▶ **Extrait à lire**:
Humeur du soir sur Skye

Je me sens un peu seule ce soir. J’ai un dépôt de tristesse qui encrasse le fond de mon corps. J’ai le dos las, la tête lourde, les pieds mouillés et les lèvres brulantes de soleil. La nuit commence tout juste à tomber, quelques bouts de nuages roses restent éparpillés dans le ciel. Par dessus le bruit du chauffage qui tente de sécher mes chaussures, j’ai le ressac, la houle et le vent qui accompagnent parfaitement ma solitude. Un écho naturel à ma mélancolie. La nuit promet d’être une fois encore agitée.
Le vent fait tanguer la voiture, avec brusquerie, comme pour me rappeler qu’au fond je ne suis pas si seule.

▶ **Données fournies**:

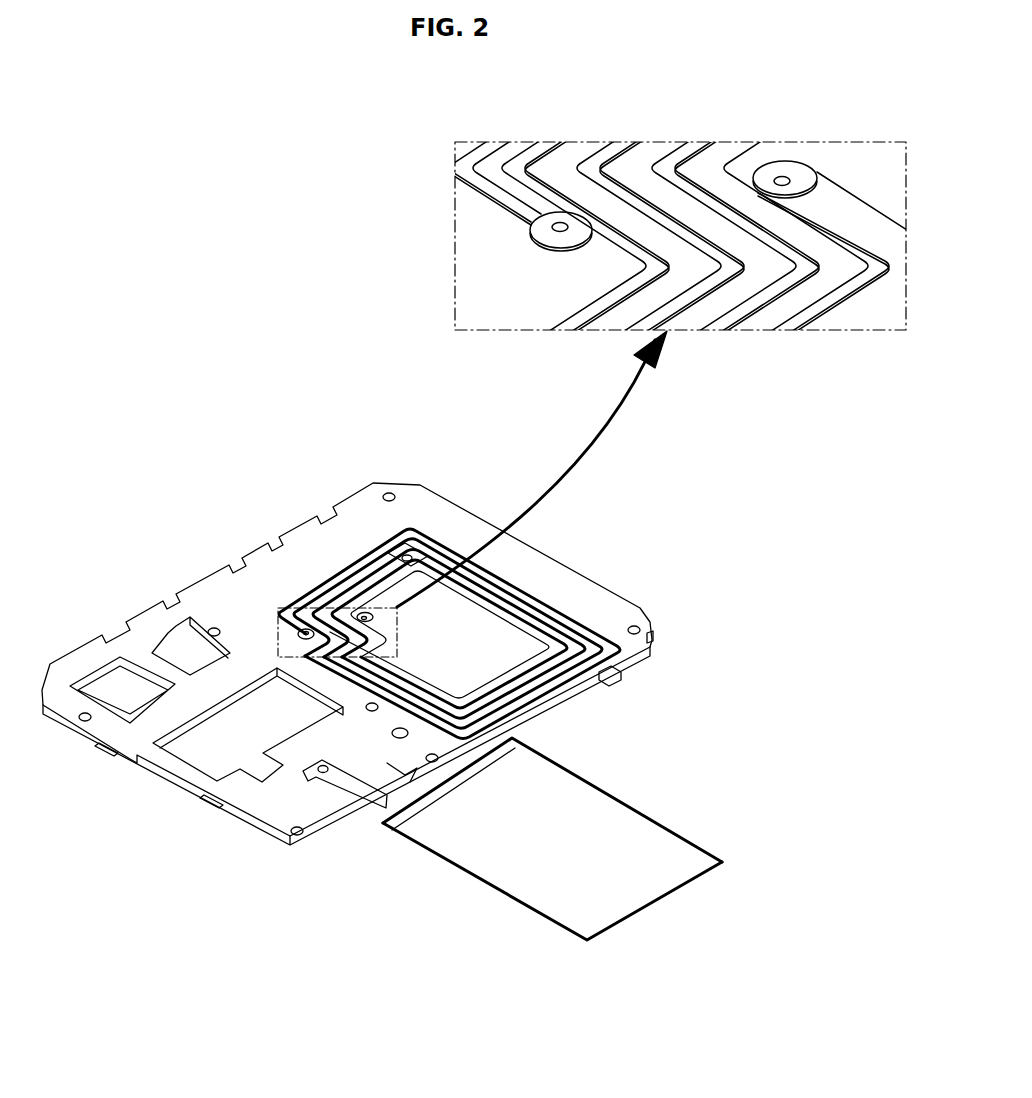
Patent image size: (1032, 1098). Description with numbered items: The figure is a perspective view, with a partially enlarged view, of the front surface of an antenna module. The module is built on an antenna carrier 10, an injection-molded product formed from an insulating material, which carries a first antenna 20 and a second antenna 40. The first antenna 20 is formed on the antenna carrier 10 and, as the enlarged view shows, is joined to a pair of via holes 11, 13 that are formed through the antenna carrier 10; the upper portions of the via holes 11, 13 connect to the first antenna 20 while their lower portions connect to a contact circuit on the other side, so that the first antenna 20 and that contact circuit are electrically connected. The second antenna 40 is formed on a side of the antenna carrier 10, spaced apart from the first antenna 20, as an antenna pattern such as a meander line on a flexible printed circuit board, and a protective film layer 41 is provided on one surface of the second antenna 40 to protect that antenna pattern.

▶ **Consigne 1**: Relevez, dans l'extrait sur la soirée à Skye, chaque partie du corps dont l'état est décrit, avec cet état.
▶ **Consigne 2**: Poursuivez l'extrait sur la soirée à Skye après sa dernière phrase.
Le listing n'est d'aucune utilité ici.

▶ **Réponse 1**:
le dos las
la tête lourde
les pieds mouillés
les lèvres brulantes de soleil

▶ **Réponse 2**:
Je me demande sans cesse si je vais enfin réussir à faire de bonnes photos. Pour l’instant j’en compte une, peut-être deux, celles qui datent du premier jour. Alors un sentiment de gaspillage m’envahit. Pourquoi je suis ici, si je ne suis pas capable de faire correctement mon travail ? Je suis tiraillée entre faire une bonne photo, suivre plus ou moins mon planing et mon itinéraire et essayer de ne pas m’épuiser à trop conduire. Je passe beaucoup trop de temps à me demander si je n’ai pas raté une opportunité, si je n’aurais pas dû faire demi tour pour faire un portrait de ce mouton, de ce bateau, de ce nuage, de ce brin d’herbe… si je n’aurais pas dû arriver plus tôt, plus tard, demain, hier pour avoir une bonne lumière, si je n’aurais pas dû attendre pour avoir un coucher de soleil sur cette montagne ? Oui mais alors, je rate cet autre point de vue ? Voilà en gros à quoi je passe mes journées…
Tout en essayant de ne pas foutre en l’air la voiture, dans une ornière, contre un mouton, contre un camion… j’en aurai pour trop cher de caution.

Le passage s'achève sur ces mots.